-------- TASK INPUT

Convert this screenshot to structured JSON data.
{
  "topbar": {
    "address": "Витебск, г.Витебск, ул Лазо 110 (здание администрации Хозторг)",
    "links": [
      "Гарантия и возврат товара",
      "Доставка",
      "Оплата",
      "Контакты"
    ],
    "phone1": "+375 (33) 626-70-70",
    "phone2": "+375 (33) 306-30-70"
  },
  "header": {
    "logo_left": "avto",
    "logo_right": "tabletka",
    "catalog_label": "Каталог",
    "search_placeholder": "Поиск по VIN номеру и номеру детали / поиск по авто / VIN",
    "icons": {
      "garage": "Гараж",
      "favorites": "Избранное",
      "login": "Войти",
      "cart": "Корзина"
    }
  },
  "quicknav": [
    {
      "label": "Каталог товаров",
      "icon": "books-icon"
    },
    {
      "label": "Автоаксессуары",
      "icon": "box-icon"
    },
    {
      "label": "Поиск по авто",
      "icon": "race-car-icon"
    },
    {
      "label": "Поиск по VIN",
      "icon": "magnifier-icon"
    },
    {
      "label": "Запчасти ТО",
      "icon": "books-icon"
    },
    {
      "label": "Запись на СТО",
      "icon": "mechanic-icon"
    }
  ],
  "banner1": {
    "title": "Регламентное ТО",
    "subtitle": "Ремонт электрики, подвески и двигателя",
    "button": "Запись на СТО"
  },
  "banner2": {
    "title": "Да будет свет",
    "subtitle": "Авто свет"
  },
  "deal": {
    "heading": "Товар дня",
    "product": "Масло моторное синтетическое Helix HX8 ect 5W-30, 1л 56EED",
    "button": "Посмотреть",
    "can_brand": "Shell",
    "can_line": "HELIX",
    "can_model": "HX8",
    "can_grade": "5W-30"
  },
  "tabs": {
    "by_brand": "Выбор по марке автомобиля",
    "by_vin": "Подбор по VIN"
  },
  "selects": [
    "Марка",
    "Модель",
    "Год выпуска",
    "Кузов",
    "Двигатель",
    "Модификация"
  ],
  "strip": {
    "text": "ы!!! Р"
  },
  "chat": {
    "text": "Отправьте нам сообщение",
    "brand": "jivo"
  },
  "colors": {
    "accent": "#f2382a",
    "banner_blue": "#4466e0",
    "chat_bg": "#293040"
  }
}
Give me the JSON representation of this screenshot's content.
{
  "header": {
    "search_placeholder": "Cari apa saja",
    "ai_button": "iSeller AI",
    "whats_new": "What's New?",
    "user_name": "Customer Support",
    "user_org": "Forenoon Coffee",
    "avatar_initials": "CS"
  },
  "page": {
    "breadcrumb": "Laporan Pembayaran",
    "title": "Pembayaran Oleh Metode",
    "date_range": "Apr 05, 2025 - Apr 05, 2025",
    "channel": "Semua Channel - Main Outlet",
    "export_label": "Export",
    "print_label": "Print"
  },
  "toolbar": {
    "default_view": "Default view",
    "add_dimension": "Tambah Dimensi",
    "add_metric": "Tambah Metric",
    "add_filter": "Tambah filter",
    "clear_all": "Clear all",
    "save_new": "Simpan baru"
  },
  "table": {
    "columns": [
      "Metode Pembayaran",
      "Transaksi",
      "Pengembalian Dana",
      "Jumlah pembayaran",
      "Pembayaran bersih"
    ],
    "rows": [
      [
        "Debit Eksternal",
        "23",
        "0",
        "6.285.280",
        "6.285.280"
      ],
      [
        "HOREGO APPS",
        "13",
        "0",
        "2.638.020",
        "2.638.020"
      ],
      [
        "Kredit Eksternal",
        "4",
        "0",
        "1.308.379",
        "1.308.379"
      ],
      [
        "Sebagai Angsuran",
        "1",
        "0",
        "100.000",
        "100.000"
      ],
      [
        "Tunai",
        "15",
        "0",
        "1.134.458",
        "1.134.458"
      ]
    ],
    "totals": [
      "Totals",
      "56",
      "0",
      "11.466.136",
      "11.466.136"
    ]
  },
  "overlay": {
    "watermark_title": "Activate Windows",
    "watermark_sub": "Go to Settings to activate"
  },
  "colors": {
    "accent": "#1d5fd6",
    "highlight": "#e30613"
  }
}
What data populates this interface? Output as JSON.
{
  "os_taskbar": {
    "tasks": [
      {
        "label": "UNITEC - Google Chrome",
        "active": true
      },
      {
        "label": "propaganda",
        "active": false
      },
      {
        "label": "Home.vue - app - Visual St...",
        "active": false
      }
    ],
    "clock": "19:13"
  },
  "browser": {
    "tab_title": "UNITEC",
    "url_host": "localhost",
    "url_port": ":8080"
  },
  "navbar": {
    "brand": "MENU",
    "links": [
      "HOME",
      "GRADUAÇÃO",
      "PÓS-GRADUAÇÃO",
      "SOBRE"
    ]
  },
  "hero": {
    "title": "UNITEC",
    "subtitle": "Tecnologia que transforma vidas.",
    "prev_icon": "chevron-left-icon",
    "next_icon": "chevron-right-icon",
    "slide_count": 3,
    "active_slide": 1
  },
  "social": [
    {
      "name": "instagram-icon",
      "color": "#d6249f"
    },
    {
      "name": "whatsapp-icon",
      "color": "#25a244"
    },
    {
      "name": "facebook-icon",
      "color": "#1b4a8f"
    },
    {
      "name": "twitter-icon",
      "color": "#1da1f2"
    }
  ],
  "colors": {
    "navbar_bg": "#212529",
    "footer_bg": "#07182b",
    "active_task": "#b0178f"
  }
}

----------------

**INSTRUCTIONS TO FOLLOW:**
Say how many lines contain "text", and give nothing but that number.

**ANSWER BELOW:**
2